Output the full listing below exactly as it reads, and skip anything that is a picture.
──────────────────────────────
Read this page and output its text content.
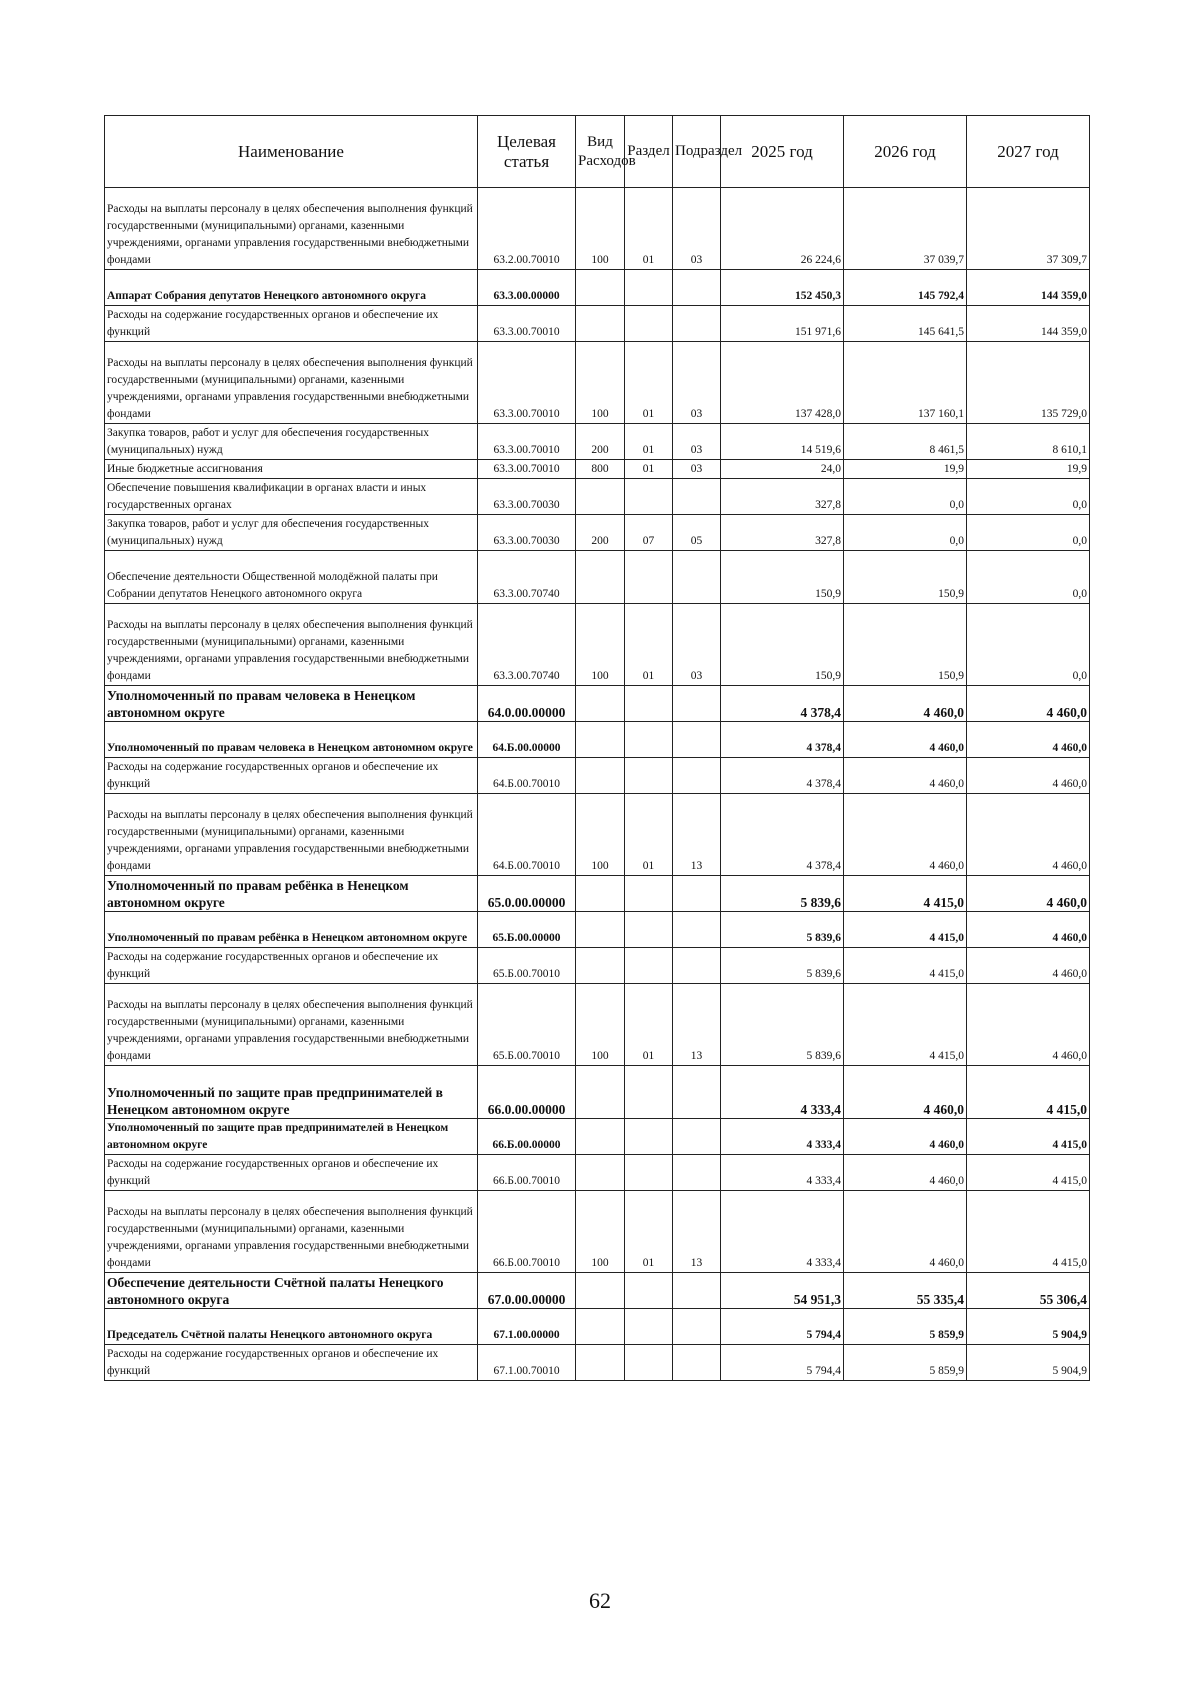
Наименование	Целевая статья	Вид Расходов	Раздел	Подраздел	2025 год	2026 год	2027 год
Расходы на выплаты персоналу в целях обеспечения выполнения функций государственными (муниципальными) органами, казенными учреждениями, органами управления государственными внебюджетными фондами	63.2.00.70010	100	01	03	26 224,6	37 039,7	37 309,7
Аппарат Собрания депутатов Ненецкого автономного округа	63.3.00.00000				152 450,3	145 792,4	144 359,0
Расходы на содержание государственных органов и обеспечение их функций	63.3.00.70010				151 971,6	145 641,5	144 359,0
Расходы на выплаты персоналу в целях обеспечения выполнения функций государственными (муниципальными) органами, казенными учреждениями, органами управления государственными внебюджетными фондами	63.3.00.70010	100	01	03	137 428,0	137 160,1	135 729,0
Закупка товаров, работ и услуг для обеспечения государственных (муниципальных) нужд	63.3.00.70010	200	01	03	14 519,6	8 461,5	8 610,1
Иные бюджетные ассигнования	63.3.00.70010	800	01	03	24,0	19,9	19,9
Обеспечение повышения квалификации в органах власти и иных государственных органах	63.3.00.70030				327,8	0,0	0,0
Закупка товаров, работ и услуг для обеспечения государственных (муниципальных) нужд	63.3.00.70030	200	07	05	327,8	0,0	0,0
Обеспечение деятельности Общественной молодёжной палаты при Собрании депутатов Ненецкого автономного округа	63.3.00.70740				150,9	150,9	0,0
Расходы на выплаты персоналу в целях обеспечения выполнения функций государственными (муниципальными) органами, казенными учреждениями, органами управления государственными внебюджетными фондами	63.3.00.70740	100	01	03	150,9	150,9	0,0
Уполномоченный по правам человека в Ненецком автономном округе	64.0.00.00000				4 378,4	4 460,0	4 460,0
Уполномоченный по правам человека в Ненецком автономном округе	64.Б.00.00000				4 378,4	4 460,0	4 460,0
Расходы на содержание государственных органов и обеспечение их функций	64.Б.00.70010				4 378,4	4 460,0	4 460,0
Расходы на выплаты персоналу в целях обеспечения выполнения функций государственными (муниципальными) органами, казенными учреждениями, органами управления государственными внебюджетными фондами	64.Б.00.70010	100	01	13	4 378,4	4 460,0	4 460,0
Уполномоченный по правам ребёнка в Ненецком автономном округе	65.0.00.00000				5 839,6	4 415,0	4 460,0
Уполномоченный по правам ребёнка в Ненецком автономном округе	65.Б.00.00000				5 839,6	4 415,0	4 460,0
Расходы на содержание государственных органов и обеспечение их функций	65.Б.00.70010				5 839,6	4 415,0	4 460,0
Расходы на выплаты персоналу в целях обеспечения выполнения функций государственными (муниципальными) органами, казенными учреждениями, органами управления государственными внебюджетными фондами	65.Б.00.70010	100	01	13	5 839,6	4 415,0	4 460,0
Уполномоченный по защите прав предпринимателей в Ненецком автономном округе	66.0.00.00000				4 333,4	4 460,0	4 415,0
Уполномоченный по защите прав предпринимателей в Ненецком автономном округе	66.Б.00.00000				4 333,4	4 460,0	4 415,0
Расходы на содержание государственных органов и обеспечение их функций	66.Б.00.70010				4 333,4	4 460,0	4 415,0
Расходы на выплаты персоналу в целях обеспечения выполнения функций государственными (муниципальными) органами, казенными учреждениями, органами управления государственными внебюджетными фондами	66.Б.00.70010	100	01	13	4 333,4	4 460,0	4 415,0
Обеспечение деятельности Счётной палаты Ненецкого автономного округа	67.0.00.00000				54 951,3	55 335,4	55 306,4
Председатель Счётной палаты Ненецкого автономного округа	67.1.00.00000				5 794,4	5 859,9	5 904,9
Расходы на содержание государственных органов и обеспечение их функций	67.1.00.70010				5 794,4	5 859,9	5 904,9
62
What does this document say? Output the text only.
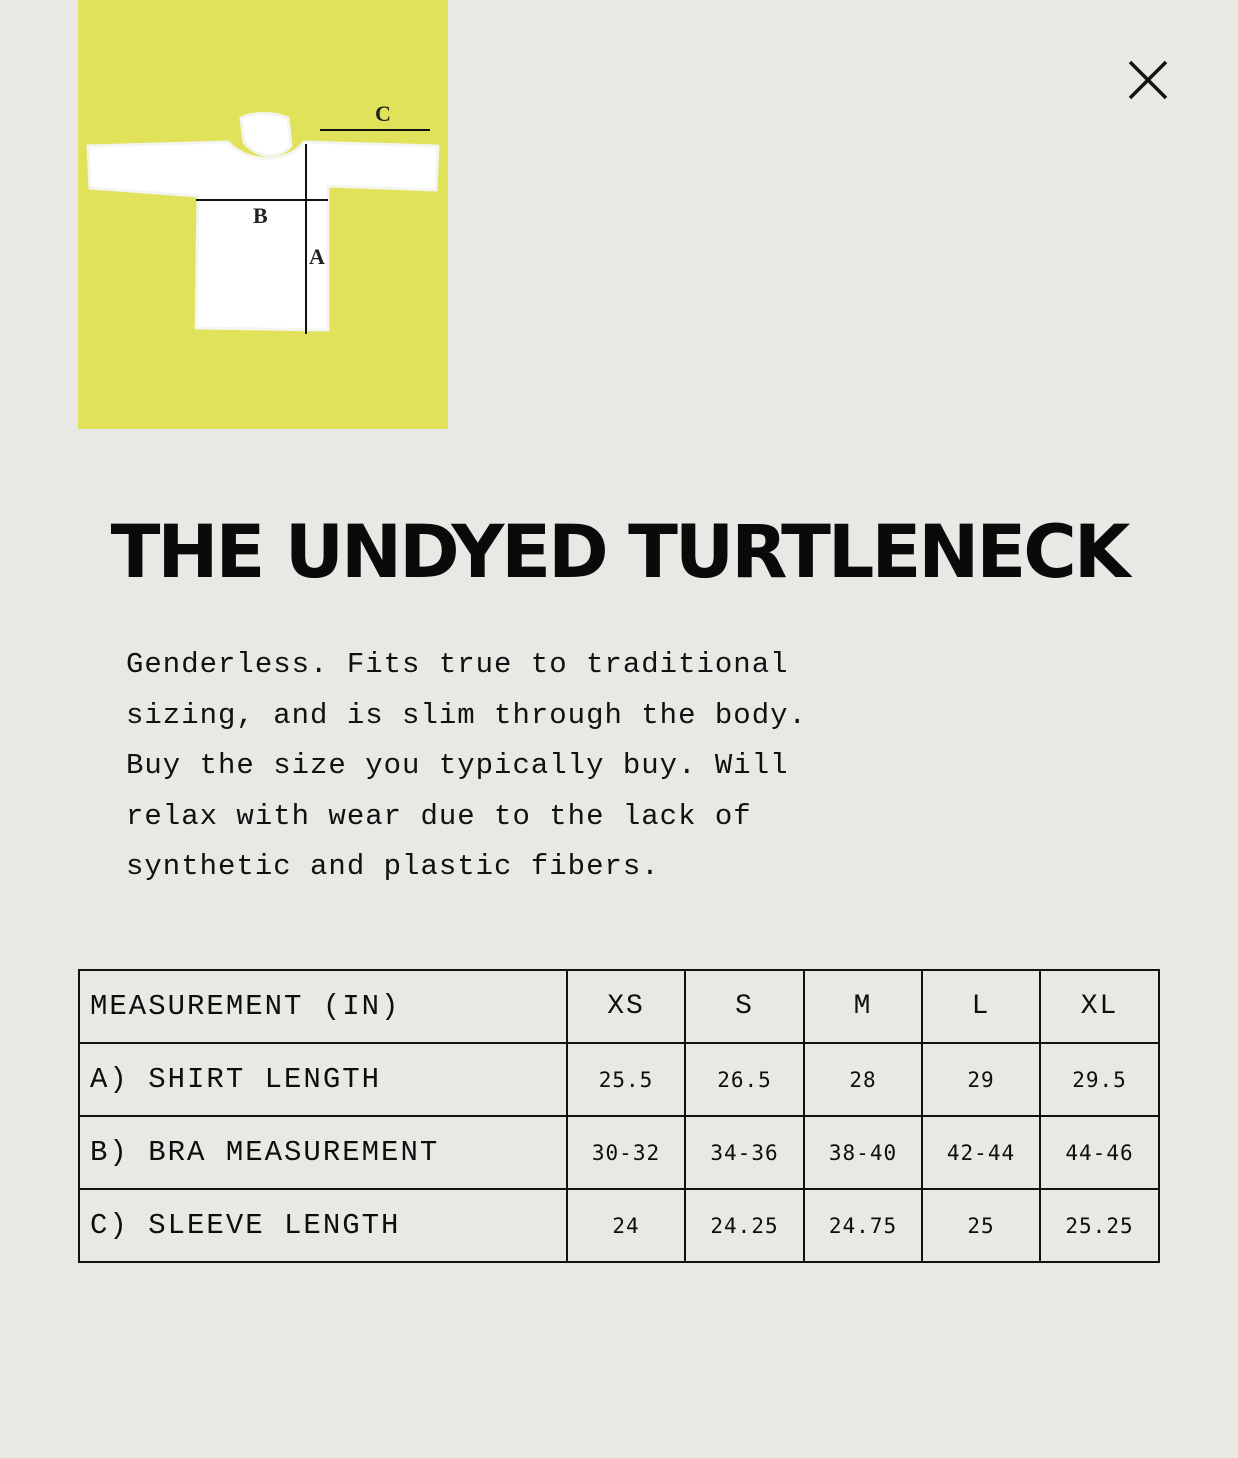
B
A
C
THE UNDYED TURTLENECK
Genderless. Fits true to traditional
sizing, and is slim through the body.
Buy the size you typically buy. Will
relax with wear due to the lack of
synthetic and plastic fibers.
MEASUREMENT (IN)	XS	S	M	L	XL
A) SHIRT LENGTH	25.5	26.5	28	29	29.5
B) BRA MEASUREMENT	30-32	34-36	38-40	42-44	44-46
C) SLEEVE LENGTH	24	24.25	24.75	25	25.25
──────────────────────────────
**WORKED SOLUTION:**
Read this page and output its text content.
Наименование	Целевая статья	Вид Расходов	Раздел	Подраздел	2025 год	2026 год	2027 год
Расходы на выплаты персоналу в целях обеспечения выполнения функций государственными (муниципальными) органами, казенными учреждениями, органами управления государственными внебюджетными фондами	63.2.00.70010	100	01	03	26 224,6	37 039,7	37 309,7
Аппарат Собрания депутатов Ненецкого автономного округа	63.3.00.00000				152 450,3	145 792,4	144 359,0
Расходы на содержание государственных органов и обеспечение их функций	63.3.00.70010				151 971,6	145 641,5	144 359,0
Расходы на выплаты персоналу в целях обеспечения выполнения функций государственными (муниципальными) органами, казенными учреждениями, органами управления государственными внебюджетными фондами	63.3.00.70010	100	01	03	137 428,0	137 160,1	135 729,0
Закупка товаров, работ и услуг для обеспечения государственных (муниципальных) нужд	63.3.00.70010	200	01	03	14 519,6	8 461,5	8 610,1
Иные бюджетные ассигнования	63.3.00.70010	800	01	03	24,0	19,9	19,9
Обеспечение повышения квалификации в органах власти и иных государственных органах	63.3.00.70030				327,8	0,0	0,0
Закупка товаров, работ и услуг для обеспечения государственных (муниципальных) нужд	63.3.00.70030	200	07	05	327,8	0,0	0,0
Обеспечение деятельности Общественной молодёжной палаты при Собрании депутатов Ненецкого автономного округа	63.3.00.70740				150,9	150,9	0,0
Расходы на выплаты персоналу в целях обеспечения выполнения функций государственными (муниципальными) органами, казенными учреждениями, органами управления государственными внебюджетными фондами	63.3.00.70740	100	01	03	150,9	150,9	0,0
Уполномоченный по правам человека в Ненецком автономном округе	64.0.00.00000				4 378,4	4 460,0	4 460,0
Уполномоченный по правам человека в Ненецком автономном округе	64.Б.00.00000				4 378,4	4 460,0	4 460,0
Расходы на содержание государственных органов и обеспечение их функций	64.Б.00.70010				4 378,4	4 460,0	4 460,0
Расходы на выплаты персоналу в целях обеспечения выполнения функций государственными (муниципальными) органами, казенными учреждениями, органами управления государственными внебюджетными фондами	64.Б.00.70010	100	01	13	4 378,4	4 460,0	4 460,0
Уполномоченный по правам ребёнка в Ненецком автономном округе	65.0.00.00000				5 839,6	4 415,0	4 460,0
Уполномоченный по правам ребёнка в Ненецком автономном округе	65.Б.00.00000				5 839,6	4 415,0	4 460,0
Расходы на содержание государственных органов и обеспечение их функций	65.Б.00.70010				5 839,6	4 415,0	4 460,0
Расходы на выплаты персоналу в целях обеспечения выполнения функций государственными (муниципальными) органами, казенными учреждениями, органами управления государственными внебюджетными фондами	65.Б.00.70010	100	01	13	5 839,6	4 415,0	4 460,0
Уполномоченный по защите прав предпринимателей в Ненецком автономном округе	66.0.00.00000				4 333,4	4 460,0	4 415,0
Уполномоченный по защите прав предпринимателей в Ненецком автономном округе	66.Б.00.00000				4 333,4	4 460,0	4 415,0
Расходы на содержание государственных органов и обеспечение их функций	66.Б.00.70010				4 333,4	4 460,0	4 415,0
Расходы на выплаты персоналу в целях обеспечения выполнения функций государственными (муниципальными) органами, казенными учреждениями, органами управления государственными внебюджетными фондами	66.Б.00.70010	100	01	13	4 333,4	4 460,0	4 415,0
Обеспечение деятельности Счётной палаты Ненецкого автономного округа	67.0.00.00000				54 951,3	55 335,4	55 306,4
Председатель Счётной палаты Ненецкого автономного округа	67.1.00.00000				5 794,4	5 859,9	5 904,9
Расходы на содержание государственных органов и обеспечение их функций	67.1.00.70010				5 794,4	5 859,9	5 904,9
62
What does this document say? Output the text only.
B
A
C
THE UNDYED TURTLENECK
Genderless. Fits true to traditional
sizing, and is slim through the body.
Buy the size you typically buy. Will
relax with wear due to the lack of
synthetic and plastic fibers.
MEASUREMENT (IN)	XS	S	M	L	XL
A) SHIRT LENGTH	25.5	26.5	28	29	29.5
B) BRA MEASUREMENT	30-32	34-36	38-40	42-44	44-46
C) SLEEVE LENGTH	24	24.25	24.75	25	25.25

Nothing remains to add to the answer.